-- start SOURCE DATA --
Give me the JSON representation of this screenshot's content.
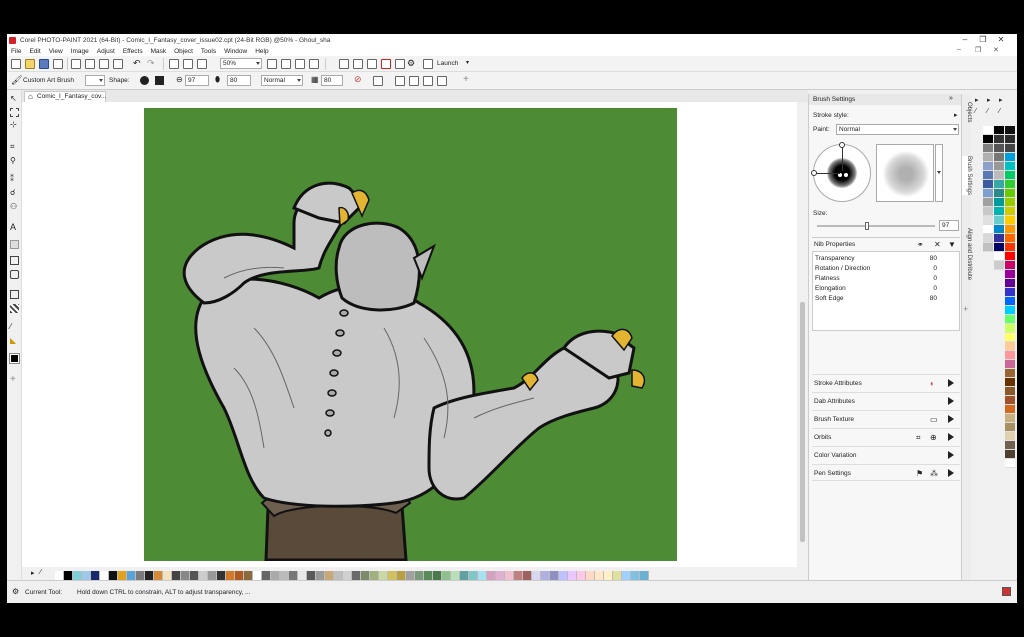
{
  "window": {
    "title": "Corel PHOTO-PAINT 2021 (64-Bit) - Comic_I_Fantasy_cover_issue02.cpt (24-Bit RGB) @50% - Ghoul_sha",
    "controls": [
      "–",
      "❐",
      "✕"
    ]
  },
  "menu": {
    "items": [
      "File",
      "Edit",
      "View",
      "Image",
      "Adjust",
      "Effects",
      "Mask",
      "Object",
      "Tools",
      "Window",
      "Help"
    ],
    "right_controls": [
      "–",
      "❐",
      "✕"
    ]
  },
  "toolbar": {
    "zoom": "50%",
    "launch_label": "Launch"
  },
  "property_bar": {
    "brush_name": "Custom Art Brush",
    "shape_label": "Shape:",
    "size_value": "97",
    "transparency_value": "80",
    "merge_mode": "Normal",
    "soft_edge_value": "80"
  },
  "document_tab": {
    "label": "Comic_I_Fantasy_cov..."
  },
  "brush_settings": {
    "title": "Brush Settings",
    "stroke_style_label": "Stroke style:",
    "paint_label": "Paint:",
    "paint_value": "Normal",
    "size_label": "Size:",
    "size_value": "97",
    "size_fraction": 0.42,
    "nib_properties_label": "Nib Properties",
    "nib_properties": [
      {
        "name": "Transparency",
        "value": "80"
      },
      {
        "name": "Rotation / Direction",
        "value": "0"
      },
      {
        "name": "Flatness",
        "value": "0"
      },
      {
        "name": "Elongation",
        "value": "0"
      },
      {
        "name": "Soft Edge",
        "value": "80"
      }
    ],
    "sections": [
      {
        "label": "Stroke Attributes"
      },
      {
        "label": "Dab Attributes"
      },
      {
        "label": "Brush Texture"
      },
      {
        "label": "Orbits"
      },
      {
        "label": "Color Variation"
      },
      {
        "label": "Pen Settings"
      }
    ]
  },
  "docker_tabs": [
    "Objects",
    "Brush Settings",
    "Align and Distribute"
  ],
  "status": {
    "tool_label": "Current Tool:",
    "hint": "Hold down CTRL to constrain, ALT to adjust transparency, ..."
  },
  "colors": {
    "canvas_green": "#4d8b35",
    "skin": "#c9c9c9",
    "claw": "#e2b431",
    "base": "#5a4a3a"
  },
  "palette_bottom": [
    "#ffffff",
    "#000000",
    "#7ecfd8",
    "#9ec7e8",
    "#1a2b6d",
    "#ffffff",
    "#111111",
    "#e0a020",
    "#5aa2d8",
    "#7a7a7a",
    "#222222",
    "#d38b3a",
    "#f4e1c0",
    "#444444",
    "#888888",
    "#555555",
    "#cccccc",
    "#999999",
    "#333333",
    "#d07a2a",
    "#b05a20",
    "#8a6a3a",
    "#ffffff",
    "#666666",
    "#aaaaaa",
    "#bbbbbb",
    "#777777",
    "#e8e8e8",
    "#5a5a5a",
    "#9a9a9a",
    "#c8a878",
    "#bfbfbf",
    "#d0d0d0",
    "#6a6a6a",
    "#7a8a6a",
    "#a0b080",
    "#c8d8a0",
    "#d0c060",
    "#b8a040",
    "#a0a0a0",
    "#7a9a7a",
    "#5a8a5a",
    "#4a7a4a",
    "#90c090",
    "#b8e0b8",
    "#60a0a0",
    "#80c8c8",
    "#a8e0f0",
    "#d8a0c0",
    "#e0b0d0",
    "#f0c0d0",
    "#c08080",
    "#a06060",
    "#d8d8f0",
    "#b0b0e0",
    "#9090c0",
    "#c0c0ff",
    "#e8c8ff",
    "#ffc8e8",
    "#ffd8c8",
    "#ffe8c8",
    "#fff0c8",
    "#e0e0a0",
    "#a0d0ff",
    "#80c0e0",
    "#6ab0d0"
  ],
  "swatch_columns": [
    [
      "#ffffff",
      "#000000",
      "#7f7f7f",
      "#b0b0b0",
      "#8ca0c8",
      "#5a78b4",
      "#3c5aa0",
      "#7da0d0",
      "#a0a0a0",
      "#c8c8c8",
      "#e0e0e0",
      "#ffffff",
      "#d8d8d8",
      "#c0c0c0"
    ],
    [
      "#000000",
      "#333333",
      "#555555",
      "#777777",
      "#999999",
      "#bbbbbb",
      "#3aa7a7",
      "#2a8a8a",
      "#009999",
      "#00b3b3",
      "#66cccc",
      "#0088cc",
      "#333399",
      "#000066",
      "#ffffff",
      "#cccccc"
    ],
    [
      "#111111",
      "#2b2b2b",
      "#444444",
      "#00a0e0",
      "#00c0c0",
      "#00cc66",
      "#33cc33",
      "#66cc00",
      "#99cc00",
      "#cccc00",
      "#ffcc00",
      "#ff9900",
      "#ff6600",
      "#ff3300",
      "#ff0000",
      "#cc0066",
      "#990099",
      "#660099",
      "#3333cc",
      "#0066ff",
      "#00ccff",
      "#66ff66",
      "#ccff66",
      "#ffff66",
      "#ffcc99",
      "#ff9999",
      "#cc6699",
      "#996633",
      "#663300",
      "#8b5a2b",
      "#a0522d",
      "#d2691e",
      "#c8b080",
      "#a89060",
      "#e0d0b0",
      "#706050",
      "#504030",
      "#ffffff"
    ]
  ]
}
-- end SOURCE DATA --
-- start SOURCE DATA --
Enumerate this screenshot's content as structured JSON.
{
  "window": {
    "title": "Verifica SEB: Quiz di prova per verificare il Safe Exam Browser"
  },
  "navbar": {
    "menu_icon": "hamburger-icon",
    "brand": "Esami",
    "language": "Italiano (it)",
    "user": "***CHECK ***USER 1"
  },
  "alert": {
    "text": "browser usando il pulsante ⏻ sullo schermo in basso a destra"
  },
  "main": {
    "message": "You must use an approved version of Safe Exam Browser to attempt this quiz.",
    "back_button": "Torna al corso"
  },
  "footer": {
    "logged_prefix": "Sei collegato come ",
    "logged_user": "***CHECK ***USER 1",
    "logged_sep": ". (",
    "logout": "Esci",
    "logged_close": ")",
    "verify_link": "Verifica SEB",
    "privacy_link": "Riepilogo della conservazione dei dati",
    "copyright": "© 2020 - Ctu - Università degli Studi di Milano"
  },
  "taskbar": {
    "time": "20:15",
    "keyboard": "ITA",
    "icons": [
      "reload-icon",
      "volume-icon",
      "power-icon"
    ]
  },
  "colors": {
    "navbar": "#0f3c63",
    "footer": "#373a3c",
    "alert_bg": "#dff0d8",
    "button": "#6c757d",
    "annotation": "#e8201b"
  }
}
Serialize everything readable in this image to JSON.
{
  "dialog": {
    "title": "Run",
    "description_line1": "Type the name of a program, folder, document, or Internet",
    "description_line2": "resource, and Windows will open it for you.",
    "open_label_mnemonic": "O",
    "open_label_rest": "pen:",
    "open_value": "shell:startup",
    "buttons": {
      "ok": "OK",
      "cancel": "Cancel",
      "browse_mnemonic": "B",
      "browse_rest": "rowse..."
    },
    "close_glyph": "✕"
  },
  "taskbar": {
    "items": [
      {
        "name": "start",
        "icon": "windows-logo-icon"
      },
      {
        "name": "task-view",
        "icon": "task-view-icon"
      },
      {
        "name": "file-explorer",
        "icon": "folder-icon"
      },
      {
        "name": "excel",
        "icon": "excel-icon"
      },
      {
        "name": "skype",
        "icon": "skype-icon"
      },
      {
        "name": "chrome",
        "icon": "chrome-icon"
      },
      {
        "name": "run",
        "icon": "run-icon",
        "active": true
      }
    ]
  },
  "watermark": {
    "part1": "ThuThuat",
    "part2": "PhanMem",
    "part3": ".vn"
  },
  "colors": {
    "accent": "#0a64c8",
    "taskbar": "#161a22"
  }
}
-- end SOURCE DATA --
* [THE PROBLEM]: Look through the data above. Copy every line with the string "CHECK" in it.

* [RESPONSE TO THIS EXERCISE]:
    "user": "***CHECK ***USER 1"
    "logged_user": "***CHECK ***USER 1",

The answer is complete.